Extract the listing below in full, unchanged.

- LISTING
## START

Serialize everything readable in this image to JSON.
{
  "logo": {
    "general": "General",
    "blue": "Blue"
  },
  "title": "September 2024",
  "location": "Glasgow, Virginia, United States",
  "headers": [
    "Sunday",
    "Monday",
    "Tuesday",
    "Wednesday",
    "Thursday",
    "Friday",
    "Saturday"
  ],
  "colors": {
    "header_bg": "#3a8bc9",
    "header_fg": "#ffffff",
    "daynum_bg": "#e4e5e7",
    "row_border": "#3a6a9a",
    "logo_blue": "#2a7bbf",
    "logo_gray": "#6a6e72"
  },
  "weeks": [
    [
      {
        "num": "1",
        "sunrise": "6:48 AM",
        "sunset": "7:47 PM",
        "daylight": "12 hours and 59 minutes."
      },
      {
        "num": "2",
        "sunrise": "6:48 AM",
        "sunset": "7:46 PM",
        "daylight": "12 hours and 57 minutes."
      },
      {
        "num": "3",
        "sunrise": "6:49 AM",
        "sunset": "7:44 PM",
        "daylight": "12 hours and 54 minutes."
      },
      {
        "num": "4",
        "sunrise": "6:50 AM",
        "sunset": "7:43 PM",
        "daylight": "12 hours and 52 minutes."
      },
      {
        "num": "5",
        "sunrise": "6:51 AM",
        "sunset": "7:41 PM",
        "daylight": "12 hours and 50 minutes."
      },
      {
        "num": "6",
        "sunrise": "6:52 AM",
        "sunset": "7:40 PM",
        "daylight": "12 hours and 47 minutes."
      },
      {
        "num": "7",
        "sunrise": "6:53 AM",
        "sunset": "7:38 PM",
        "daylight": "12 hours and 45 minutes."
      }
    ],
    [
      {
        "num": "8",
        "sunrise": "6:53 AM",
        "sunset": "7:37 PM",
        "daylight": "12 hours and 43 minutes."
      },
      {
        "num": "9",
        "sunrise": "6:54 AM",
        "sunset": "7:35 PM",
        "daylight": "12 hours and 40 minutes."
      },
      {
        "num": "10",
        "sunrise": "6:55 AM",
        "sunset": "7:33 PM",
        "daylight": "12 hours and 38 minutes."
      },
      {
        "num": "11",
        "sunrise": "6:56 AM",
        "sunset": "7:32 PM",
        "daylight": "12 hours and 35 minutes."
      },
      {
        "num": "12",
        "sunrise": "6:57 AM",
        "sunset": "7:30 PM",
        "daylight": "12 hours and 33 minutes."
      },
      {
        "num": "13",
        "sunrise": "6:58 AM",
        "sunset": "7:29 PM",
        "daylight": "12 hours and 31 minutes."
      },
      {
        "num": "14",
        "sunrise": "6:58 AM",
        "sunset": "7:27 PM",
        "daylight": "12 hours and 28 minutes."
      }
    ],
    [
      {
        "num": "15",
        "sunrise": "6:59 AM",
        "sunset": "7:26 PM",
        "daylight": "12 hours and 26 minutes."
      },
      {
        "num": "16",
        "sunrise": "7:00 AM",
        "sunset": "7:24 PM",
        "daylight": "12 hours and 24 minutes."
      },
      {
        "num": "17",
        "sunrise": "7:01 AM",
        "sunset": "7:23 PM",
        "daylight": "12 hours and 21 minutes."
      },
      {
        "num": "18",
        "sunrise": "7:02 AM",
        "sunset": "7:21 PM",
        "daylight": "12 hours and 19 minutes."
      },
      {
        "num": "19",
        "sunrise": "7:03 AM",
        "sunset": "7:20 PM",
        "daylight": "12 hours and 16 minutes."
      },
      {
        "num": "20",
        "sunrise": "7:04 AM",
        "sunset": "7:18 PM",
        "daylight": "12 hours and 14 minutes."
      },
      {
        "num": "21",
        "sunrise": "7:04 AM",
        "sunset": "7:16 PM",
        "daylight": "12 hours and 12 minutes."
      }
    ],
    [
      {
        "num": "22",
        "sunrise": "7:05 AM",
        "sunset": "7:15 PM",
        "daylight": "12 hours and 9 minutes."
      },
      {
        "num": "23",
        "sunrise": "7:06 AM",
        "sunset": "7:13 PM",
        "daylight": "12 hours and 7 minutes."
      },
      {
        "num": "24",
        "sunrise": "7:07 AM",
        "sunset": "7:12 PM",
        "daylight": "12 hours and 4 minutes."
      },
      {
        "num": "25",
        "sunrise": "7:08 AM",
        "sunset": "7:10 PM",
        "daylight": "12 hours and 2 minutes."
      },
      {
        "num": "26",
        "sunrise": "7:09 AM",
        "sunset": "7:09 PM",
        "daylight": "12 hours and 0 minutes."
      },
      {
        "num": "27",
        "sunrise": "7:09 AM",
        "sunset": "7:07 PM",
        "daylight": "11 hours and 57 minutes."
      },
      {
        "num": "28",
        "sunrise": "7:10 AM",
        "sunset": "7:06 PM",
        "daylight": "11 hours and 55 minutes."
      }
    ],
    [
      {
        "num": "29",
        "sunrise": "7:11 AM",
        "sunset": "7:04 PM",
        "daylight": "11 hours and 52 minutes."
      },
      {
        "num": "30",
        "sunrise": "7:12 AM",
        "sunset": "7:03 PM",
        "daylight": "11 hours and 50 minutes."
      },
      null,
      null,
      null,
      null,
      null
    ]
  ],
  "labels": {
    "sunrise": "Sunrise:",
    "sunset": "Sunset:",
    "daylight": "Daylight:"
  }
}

## END

- EXERCISE SOLUTION
Serialize everything readable in this image to JSON.
{
  "logo": {
    "general": "General",
    "blue": "Blue"
  },
  "title": "September 2024",
  "location": "Glasgow, Virginia, United States",
  "headers": [
    "Sunday",
    "Monday",
    "Tuesday",
    "Wednesday",
    "Thursday",
    "Friday",
    "Saturday"
  ],
  "colors": {
    "header_bg": "#3a8bc9",
    "header_fg": "#ffffff",
    "daynum_bg": "#e4e5e7",
    "row_border": "#3a6a9a",
    "logo_blue": "#2a7bbf",
    "logo_gray": "#6a6e72"
  },
  "weeks": [
    [
      {
        "num": "1",
        "sunrise": "6:48 AM",
        "sunset": "7:47 PM",
        "daylight": "12 hours and 59 minutes."
      },
      {
        "num": "2",
        "sunrise": "6:48 AM",
        "sunset": "7:46 PM",
        "daylight": "12 hours and 57 minutes."
      },
      {
        "num": "3",
        "sunrise": "6:49 AM",
        "sunset": "7:44 PM",
        "daylight": "12 hours and 54 minutes."
      },
      {
        "num": "4",
        "sunrise": "6:50 AM",
        "sunset": "7:43 PM",
        "daylight": "12 hours and 52 minutes."
      },
      {
        "num": "5",
        "sunrise": "6:51 AM",
        "sunset": "7:41 PM",
        "daylight": "12 hours and 50 minutes."
      },
      {
        "num": "6",
        "sunrise": "6:52 AM",
        "sunset": "7:40 PM",
        "daylight": "12 hours and 47 minutes."
      },
      {
        "num": "7",
        "sunrise": "6:53 AM",
        "sunset": "7:38 PM",
        "daylight": "12 hours and 45 minutes."
      }
    ],
    [
      {
        "num": "8",
        "sunrise": "6:53 AM",
        "sunset": "7:37 PM",
        "daylight": "12 hours and 43 minutes."
      },
      {
        "num": "9",
        "sunrise": "6:54 AM",
        "sunset": "7:35 PM",
        "daylight": "12 hours and 40 minutes."
      },
      {
        "num": "10",
        "sunrise": "6:55 AM",
        "sunset": "7:33 PM",
        "daylight": "12 hours and 38 minutes."
      },
      {
        "num": "11",
        "sunrise": "6:56 AM",
        "sunset": "7:32 PM",
        "daylight": "12 hours and 35 minutes."
      },
      {
        "num": "12",
        "sunrise": "6:57 AM",
        "sunset": "7:30 PM",
        "daylight": "12 hours and 33 minutes."
      },
      {
        "num": "13",
        "sunrise": "6:58 AM",
        "sunset": "7:29 PM",
        "daylight": "12 hours and 31 minutes."
      },
      {
        "num": "14",
        "sunrise": "6:58 AM",
        "sunset": "7:27 PM",
        "daylight": "12 hours and 28 minutes."
      }
    ],
    [
      {
        "num": "15",
        "sunrise": "6:59 AM",
        "sunset": "7:26 PM",
        "daylight": "12 hours and 26 minutes."
      },
      {
        "num": "16",
        "sunrise": "7:00 AM",
        "sunset": "7:24 PM",
        "daylight": "12 hours and 24 minutes."
      },
      {
        "num": "17",
        "sunrise": "7:01 AM",
        "sunset": "7:23 PM",
        "daylight": "12 hours and 21 minutes."
      },
      {
        "num": "18",
        "sunrise": "7:02 AM",
        "sunset": "7:21 PM",
        "daylight": "12 hours and 19 minutes."
      },
      {
        "num": "19",
        "sunrise": "7:03 AM",
        "sunset": "7:20 PM",
        "daylight": "12 hours and 16 minutes."
      },
      {
        "num": "20",
        "sunrise": "7:04 AM",
        "sunset": "7:18 PM",
        "daylight": "12 hours and 14 minutes."
      },
      {
        "num": "21",
        "sunrise": "7:04 AM",
        "sunset": "7:16 PM",
        "daylight": "12 hours and 12 minutes."
      }
    ],
    [
      {
        "num": "22",
        "sunrise": "7:05 AM",
        "sunset": "7:15 PM",
        "daylight": "12 hours and 9 minutes."
      },
      {
        "num": "23",
        "sunrise": "7:06 AM",
        "sunset": "7:13 PM",
        "daylight": "12 hours and 7 minutes."
      },
      {
        "num": "24",
        "sunrise": "7:07 AM",
        "sunset": "7:12 PM",
        "daylight": "12 hours and 4 minutes."
      },
      {
        "num": "25",
        "sunrise": "7:08 AM",
        "sunset": "7:10 PM",
        "daylight": "12 hours and 2 minutes."
      },
      {
        "num": "26",
        "sunrise": "7:09 AM",
        "sunset": "7:09 PM",
        "daylight": "12 hours and 0 minutes."
      },
      {
        "num": "27",
        "sunrise": "7:09 AM",
        "sunset": "7:07 PM",
        "daylight": "11 hours and 57 minutes."
      },
      {
        "num": "28",
        "sunrise": "7:10 AM",
        "sunset": "7:06 PM",
        "daylight": "11 hours and 55 minutes."
      }
    ],
    [
      {
        "num": "29",
        "sunrise": "7:11 AM",
        "sunset": "7:04 PM",
        "daylight": "11 hours and 52 minutes."
      },
      {
        "num": "30",
        "sunrise": "7:12 AM",
        "sunset": "7:03 PM",
        "daylight": "11 hours and 50 minutes."
      },
      null,
      null,
      null,
      null,
      null
    ]
  ],
  "labels": {
    "sunrise": "Sunrise:",
    "sunset": "Sunset:",
    "daylight": "Daylight:"
  }
}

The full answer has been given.